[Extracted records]
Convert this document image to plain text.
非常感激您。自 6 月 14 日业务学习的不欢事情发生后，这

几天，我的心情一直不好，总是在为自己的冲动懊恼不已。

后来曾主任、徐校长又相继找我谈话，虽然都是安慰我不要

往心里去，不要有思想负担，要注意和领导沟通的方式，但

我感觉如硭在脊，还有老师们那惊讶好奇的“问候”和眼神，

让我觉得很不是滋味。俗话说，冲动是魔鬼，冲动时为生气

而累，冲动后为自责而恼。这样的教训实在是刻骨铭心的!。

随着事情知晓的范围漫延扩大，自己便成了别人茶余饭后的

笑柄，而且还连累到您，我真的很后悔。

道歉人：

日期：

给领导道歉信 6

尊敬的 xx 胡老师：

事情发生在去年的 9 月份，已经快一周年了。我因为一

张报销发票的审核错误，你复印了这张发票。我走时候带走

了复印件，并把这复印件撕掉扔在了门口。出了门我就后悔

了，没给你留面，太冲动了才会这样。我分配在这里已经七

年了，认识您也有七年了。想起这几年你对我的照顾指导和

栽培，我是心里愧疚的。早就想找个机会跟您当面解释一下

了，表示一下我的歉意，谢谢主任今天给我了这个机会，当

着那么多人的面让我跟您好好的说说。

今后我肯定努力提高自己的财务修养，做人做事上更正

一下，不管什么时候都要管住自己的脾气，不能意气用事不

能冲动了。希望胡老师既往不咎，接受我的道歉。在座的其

■ GIVEN TASK
Produce an exact copy of every entry above.

■ ANSWER IN FULL
Convert this document image to plain text.
非常感激您。自 6 月 14 日业务学习的不欢事情发生后，这

几天，我的心情一直不好，总是在为自己的冲动懊恼不已。

后来曾主任、徐校长又相继找我谈话，虽然都是安慰我不要

往心里去，不要有思想负担，要注意和领导沟通的方式，但

我感觉如硭在脊，还有老师们那惊讶好奇的“问候”和眼神，

让我觉得很不是滋味。俗话说，冲动是魔鬼，冲动时为生气

而累，冲动后为自责而恼。这样的教训实在是刻骨铭心的!。

随着事情知晓的范围漫延扩大，自己便成了别人茶余饭后的

笑柄，而且还连累到您，我真的很后悔。

道歉人：

日期：

给领导道歉信 6

尊敬的 xx 胡老师：

事情发生在去年的 9 月份，已经快一周年了。我因为一

张报销发票的审核错误，你复印了这张发票。我走时候带走

了复印件，并把这复印件撕掉扔在了门口。出了门我就后悔

了，没给你留面，太冲动了才会这样。我分配在这里已经七

年了，认识您也有七年了。想起这几年你对我的照顾指导和

栽培，我是心里愧疚的。早就想找个机会跟您当面解释一下

了，表示一下我的歉意，谢谢主任今天给我了这个机会，当

着那么多人的面让我跟您好好的说说。

今后我肯定努力提高自己的财务修养，做人做事上更正

一下，不管什么时候都要管住自己的脾气，不能意气用事不

能冲动了。希望胡老师既往不咎，接受我的道歉。在座的其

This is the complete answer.